#### [WHAT IS NEEDED]
Collect all the lines that mention the word "soil".

— Begin DATA FOR PROCESSING —

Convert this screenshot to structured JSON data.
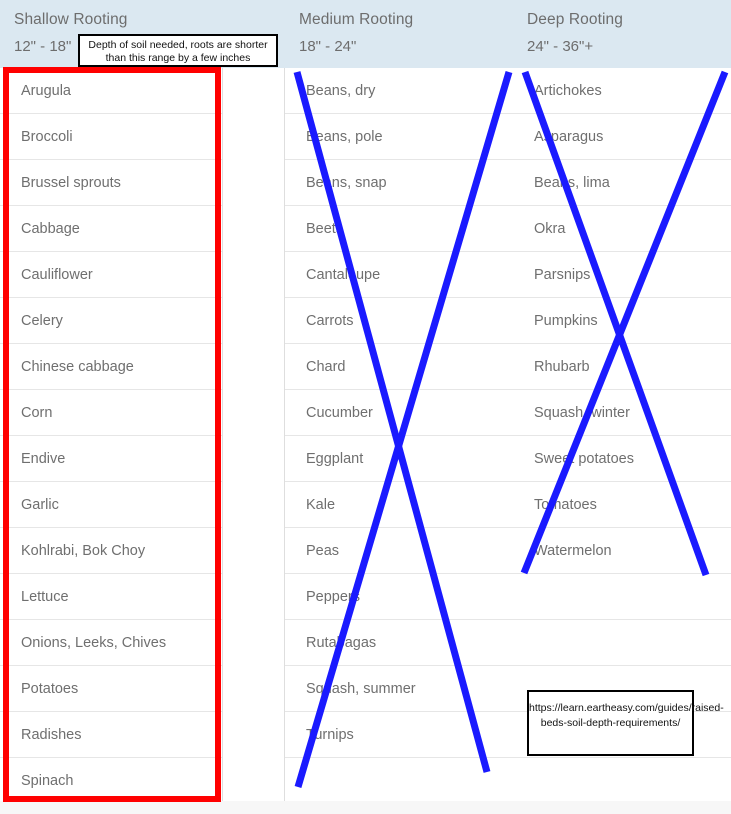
{
  "columns": [
    {
      "title": "Shallow Rooting",
      "range": "12\" - 18\"",
      "highlighted": true,
      "crossed_out": false,
      "items": [
        "Arugula",
        "Broccoli",
        "Brussel sprouts",
        "Cabbage",
        "Cauliflower",
        "Celery",
        "Chinese cabbage",
        "Corn",
        "Endive",
        "Garlic",
        "Kohlrabi, Bok Choy",
        "Lettuce",
        "Onions, Leeks, Chives",
        "Potatoes",
        "Radishes",
        "Spinach"
      ]
    },
    {
      "title": "Medium Rooting",
      "range": "18\" - 24\"",
      "highlighted": false,
      "crossed_out": true,
      "items": [
        "Beans, dry",
        "Beans, pole",
        "Beans, snap",
        "Beets",
        "Cantaloupe",
        "Carrots",
        "Chard",
        "Cucumber",
        "Eggplant",
        "Kale",
        "Peas",
        "Peppers",
        "Rutabagas",
        "Squash, summer",
        "Turnips",
        ""
      ]
    },
    {
      "title": "Deep Rooting",
      "range": "24\" - 36\"+",
      "highlighted": false,
      "crossed_out": true,
      "items": [
        "Artichokes",
        "Asparagus",
        "Beans, lima",
        "Okra",
        "Parsnips",
        "Pumpkins",
        "Rhubarb",
        "Squash, winter",
        "Sweet potatoes",
        "Tomatoes",
        "Watermelon",
        "",
        "",
        "",
        "",
        ""
      ]
    }
  ],
  "annotations": {
    "tooltip_text": "Depth of soil needed, roots are shorter than this range by a few inches",
    "source_url": "https://learn.eartheasy.com/guides/raised-beds-soil-depth-requirements/",
    "highlight_color": "#ff0000",
    "strike_color": "#1a1aff",
    "header_background": "#dbe8f1",
    "text_color": "#6f6f6f"
  }
}
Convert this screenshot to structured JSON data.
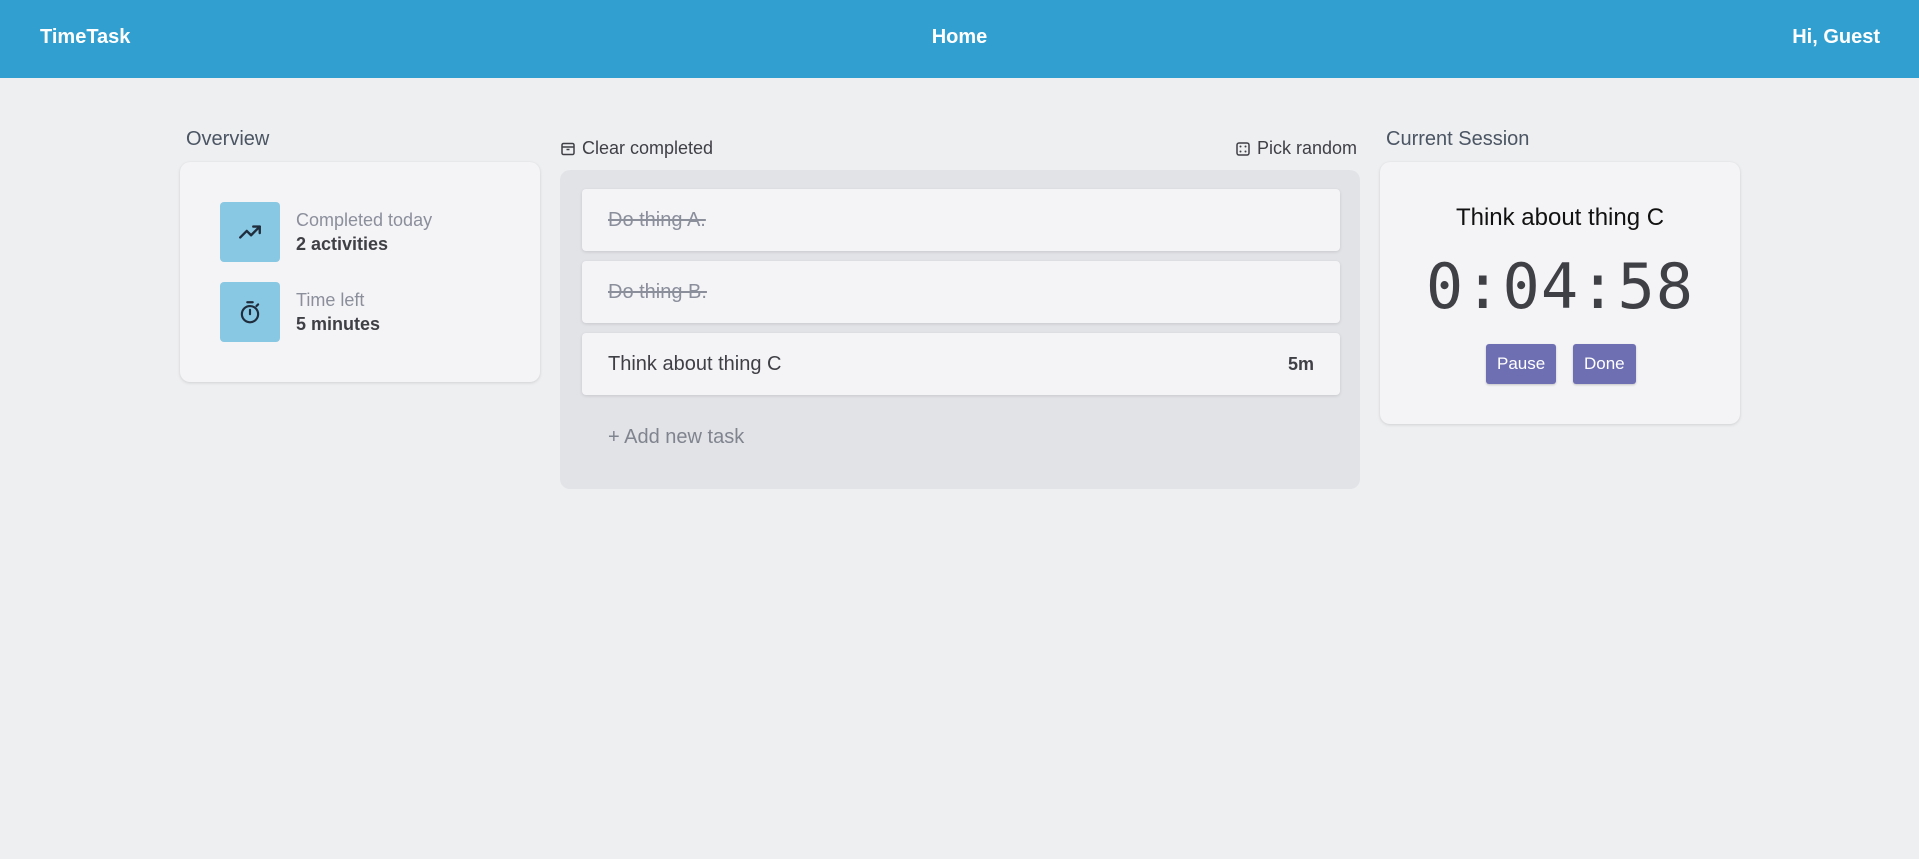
{
  "header": {
    "brand": "TimeTask",
    "nav_home": "Home",
    "greeting": "Hi, Guest",
    "bg_color": "#319fd0"
  },
  "overview": {
    "title": "Overview",
    "stats": [
      {
        "icon": "trending-up-icon",
        "label": "Completed today",
        "value": "2 activities"
      },
      {
        "icon": "stopwatch-icon",
        "label": "Time left",
        "value": "5 minutes"
      }
    ]
  },
  "toolbar": {
    "clear_completed": "Clear completed",
    "clear_icon": "archive-icon",
    "pick_random": "Pick random",
    "pick_icon": "dice-icon"
  },
  "tasks": [
    {
      "name": "Do thing A.",
      "duration": "",
      "completed": true
    },
    {
      "name": "Do thing B.",
      "duration": "",
      "completed": true
    },
    {
      "name": "Think about thing C",
      "duration": "5m",
      "completed": false
    }
  ],
  "add_task_label": "+ Add new task",
  "session": {
    "title": "Current Session",
    "task_name": "Think about thing C",
    "timer": "0:04:58",
    "pause_label": "Pause",
    "done_label": "Done",
    "button_color": "#6e6fb3"
  }
}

— End DATA FOR PROCESSING —

#### [REPLY TO THE EXERCISE]
    "tooltip_text": "Depth of soil needed, roots are shorter than this range by a few inches",
    "source_url": "https://learn.eartheasy.com/guides/raised-beds-soil-depth-requirements/",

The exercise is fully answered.